* [What to work on] Reproduce the listing below in its entirety. Change nothing.

══ Material shown

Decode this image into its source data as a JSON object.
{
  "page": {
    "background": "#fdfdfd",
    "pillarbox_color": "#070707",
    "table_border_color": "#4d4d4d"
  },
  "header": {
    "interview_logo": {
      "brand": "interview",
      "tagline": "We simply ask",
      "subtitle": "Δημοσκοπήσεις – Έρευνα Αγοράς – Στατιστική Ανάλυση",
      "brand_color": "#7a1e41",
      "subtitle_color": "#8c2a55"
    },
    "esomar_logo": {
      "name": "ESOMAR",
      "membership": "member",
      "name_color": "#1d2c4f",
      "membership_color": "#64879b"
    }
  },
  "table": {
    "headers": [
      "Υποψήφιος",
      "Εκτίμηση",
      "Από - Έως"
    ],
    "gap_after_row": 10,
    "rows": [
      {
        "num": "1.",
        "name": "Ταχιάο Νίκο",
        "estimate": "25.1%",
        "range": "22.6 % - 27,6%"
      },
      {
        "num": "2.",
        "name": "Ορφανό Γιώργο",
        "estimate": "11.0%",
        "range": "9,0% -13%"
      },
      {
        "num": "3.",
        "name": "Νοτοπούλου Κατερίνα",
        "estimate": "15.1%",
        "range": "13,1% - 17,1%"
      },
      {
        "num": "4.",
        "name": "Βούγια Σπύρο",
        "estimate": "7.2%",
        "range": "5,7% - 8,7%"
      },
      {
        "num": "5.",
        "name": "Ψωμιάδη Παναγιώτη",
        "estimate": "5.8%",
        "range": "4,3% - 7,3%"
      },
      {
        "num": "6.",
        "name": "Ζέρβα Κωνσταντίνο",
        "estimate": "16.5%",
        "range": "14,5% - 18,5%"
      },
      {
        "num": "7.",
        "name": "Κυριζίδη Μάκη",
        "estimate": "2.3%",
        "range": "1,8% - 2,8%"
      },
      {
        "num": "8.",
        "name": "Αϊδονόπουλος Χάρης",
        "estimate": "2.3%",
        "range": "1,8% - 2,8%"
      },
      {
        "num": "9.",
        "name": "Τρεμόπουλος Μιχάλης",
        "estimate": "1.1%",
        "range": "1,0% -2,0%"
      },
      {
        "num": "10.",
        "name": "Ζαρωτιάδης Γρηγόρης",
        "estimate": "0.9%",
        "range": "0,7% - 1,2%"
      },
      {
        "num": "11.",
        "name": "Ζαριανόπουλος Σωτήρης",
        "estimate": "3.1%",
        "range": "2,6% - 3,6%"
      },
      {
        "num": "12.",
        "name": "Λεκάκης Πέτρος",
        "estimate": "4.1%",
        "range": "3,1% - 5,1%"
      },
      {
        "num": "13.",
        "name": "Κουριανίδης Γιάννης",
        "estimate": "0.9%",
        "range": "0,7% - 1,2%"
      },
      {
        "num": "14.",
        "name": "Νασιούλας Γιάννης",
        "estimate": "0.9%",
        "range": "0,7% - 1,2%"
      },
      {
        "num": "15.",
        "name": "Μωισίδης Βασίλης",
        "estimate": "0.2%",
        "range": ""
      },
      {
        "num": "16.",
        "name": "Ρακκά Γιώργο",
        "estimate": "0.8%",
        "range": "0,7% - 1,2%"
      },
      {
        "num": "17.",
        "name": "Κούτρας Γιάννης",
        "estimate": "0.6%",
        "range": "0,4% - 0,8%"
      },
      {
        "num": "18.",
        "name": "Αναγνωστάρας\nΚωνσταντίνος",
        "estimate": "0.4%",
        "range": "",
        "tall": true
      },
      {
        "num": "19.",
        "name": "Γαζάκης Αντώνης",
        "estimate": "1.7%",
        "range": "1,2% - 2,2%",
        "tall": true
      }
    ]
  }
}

════

* [The solution]
Decode this image into its source data as a JSON object.
{
  "page": {
    "background": "#fdfdfd",
    "pillarbox_color": "#070707",
    "table_border_color": "#4d4d4d"
  },
  "header": {
    "interview_logo": {
      "brand": "interview",
      "tagline": "We simply ask",
      "subtitle": "Δημοσκοπήσεις – Έρευνα Αγοράς – Στατιστική Ανάλυση",
      "brand_color": "#7a1e41",
      "subtitle_color": "#8c2a55"
    },
    "esomar_logo": {
      "name": "ESOMAR",
      "membership": "member",
      "name_color": "#1d2c4f",
      "membership_color": "#64879b"
    }
  },
  "table": {
    "headers": [
      "Υποψήφιος",
      "Εκτίμηση",
      "Από - Έως"
    ],
    "gap_after_row": 10,
    "rows": [
      {
        "num": "1.",
        "name": "Ταχιάο Νίκο",
        "estimate": "25.1%",
        "range": "22.6 % - 27,6%"
      },
      {
        "num": "2.",
        "name": "Ορφανό Γιώργο",
        "estimate": "11.0%",
        "range": "9,0% -13%"
      },
      {
        "num": "3.",
        "name": "Νοτοπούλου Κατερίνα",
        "estimate": "15.1%",
        "range": "13,1% - 17,1%"
      },
      {
        "num": "4.",
        "name": "Βούγια Σπύρο",
        "estimate": "7.2%",
        "range": "5,7% - 8,7%"
      },
      {
        "num": "5.",
        "name": "Ψωμιάδη Παναγιώτη",
        "estimate": "5.8%",
        "range": "4,3% - 7,3%"
      },
      {
        "num": "6.",
        "name": "Ζέρβα Κωνσταντίνο",
        "estimate": "16.5%",
        "range": "14,5% - 18,5%"
      },
      {
        "num": "7.",
        "name": "Κυριζίδη Μάκη",
        "estimate": "2.3%",
        "range": "1,8% - 2,8%"
      },
      {
        "num": "8.",
        "name": "Αϊδονόπουλος Χάρης",
        "estimate": "2.3%",
        "range": "1,8% - 2,8%"
      },
      {
        "num": "9.",
        "name": "Τρεμόπουλος Μιχάλης",
        "estimate": "1.1%",
        "range": "1,0% -2,0%"
      },
      {
        "num": "10.",
        "name": "Ζαρωτιάδης Γρηγόρης",
        "estimate": "0.9%",
        "range": "0,7% - 1,2%"
      },
      {
        "num": "11.",
        "name": "Ζαριανόπουλος Σωτήρης",
        "estimate": "3.1%",
        "range": "2,6% - 3,6%"
      },
      {
        "num": "12.",
        "name": "Λεκάκης Πέτρος",
        "estimate": "4.1%",
        "range": "3,1% - 5,1%"
      },
      {
        "num": "13.",
        "name": "Κουριανίδης Γιάννης",
        "estimate": "0.9%",
        "range": "0,7% - 1,2%"
      },
      {
        "num": "14.",
        "name": "Νασιούλας Γιάννης",
        "estimate": "0.9%",
        "range": "0,7% - 1,2%"
      },
      {
        "num": "15.",
        "name": "Μωισίδης Βασίλης",
        "estimate": "0.2%",
        "range": ""
      },
      {
        "num": "16.",
        "name": "Ρακκά Γιώργο",
        "estimate": "0.8%",
        "range": "0,7% - 1,2%"
      },
      {
        "num": "17.",
        "name": "Κούτρας Γιάννης",
        "estimate": "0.6%",
        "range": "0,4% - 0,8%"
      },
      {
        "num": "18.",
        "name": "Αναγνωστάρας\nΚωνσταντίνος",
        "estimate": "0.4%",
        "range": "",
        "tall": true
      },
      {
        "num": "19.",
        "name": "Γαζάκης Αντώνης",
        "estimate": "1.7%",
        "range": "1,2% - 2,2%",
        "tall": true
      }
    ]
  }
}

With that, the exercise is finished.